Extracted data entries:

===

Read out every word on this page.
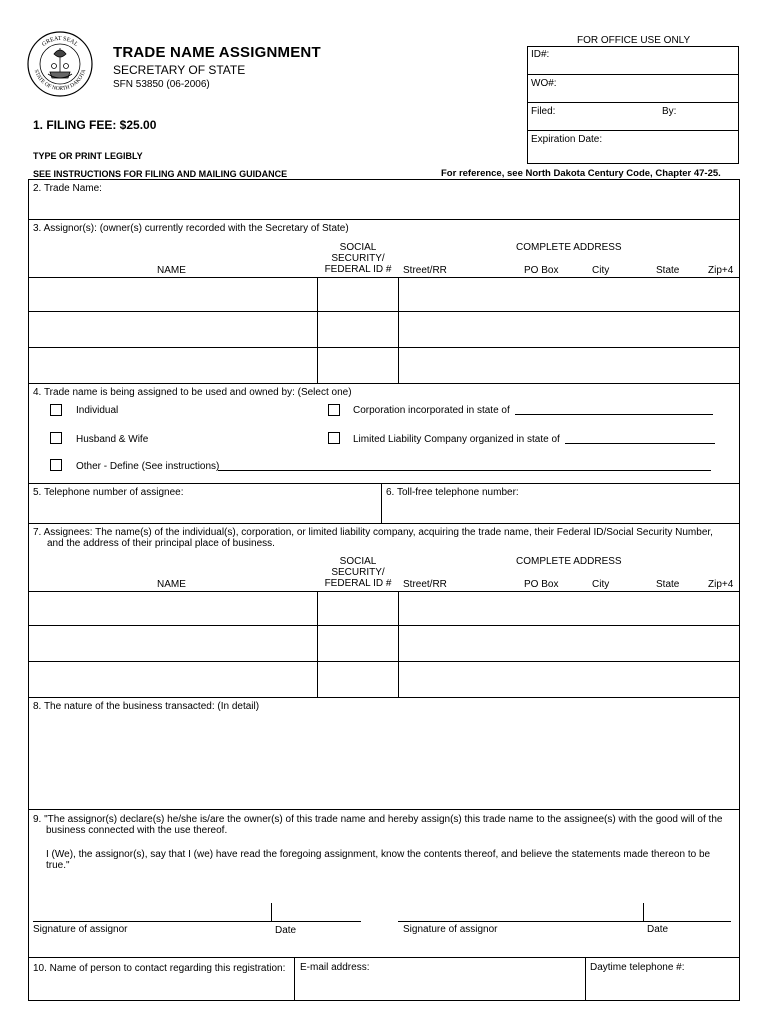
GREAT SEAL
STATE OF NORTH DAKOTA
TRADE NAME ASSIGNMENT
SECRETARY OF STATE
SFN 53850 (06-2006)
1. FILING FEE: $25.00
TYPE OR PRINT LEGIBLY
SEE INSTRUCTIONS FOR FILING AND MAILING GUIDANCE	For reference, see North Dakota Century Code, Chapter 47-25.
FOR OFFICE USE ONLY
ID#:
WO#:
Filed:	By:
Expiration Date:
2. Trade Name:
3. Assignor(s): (owner(s) currently recorded with the Secretary of State)
SOCIAL
SECURITY/
FEDERAL ID #
COMPLETE ADDRESS
NAME	Street/RR	PO Box	City	State	Zip+4
4. Trade name is being assigned to be used and owned by: (Select one)
Individual	Corporation incorporated in state of
Husband & Wife	Limited Liability Company organized in state of
Other - Define (See instructions)
5. Telephone number of assignee:	6. Toll-free telephone number:
7. Assignees: The name(s) of the individual(s), corporation, or limited liability company, acquiring the trade name, their Federal ID/Social Security Number,
and the address of their principal place of business.
SOCIAL
SECURITY/
FEDERAL ID #
COMPLETE ADDRESS
NAME	Street/RR	PO Box	City	State	Zip+4
8. The nature of the business transacted: (In detail)
9. "The assignor(s) declare(s) he/she is/are the owner(s) of this trade name and hereby assign(s) this trade name to the assignee(s) with the good will of the
business connected with the use thereof.
I (We), the assignor(s), say that I (we) have read the foregoing assignment, know the contents thereof, and believe the statements made thereon to be
true."
Signature of assignor	Date	Signature of assignor	Date
10. Name of person to contact regarding this registration: E-mail address:	Daytime telephone #:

===

- Requirements
Which lines above contain "telephone"? Show each of them.

- Output of the task
5. Telephone number of assignee:	6. Toll-free telephone number:
10. Name of person to contact regarding this registration: E-mail address:	Daytime telephone #:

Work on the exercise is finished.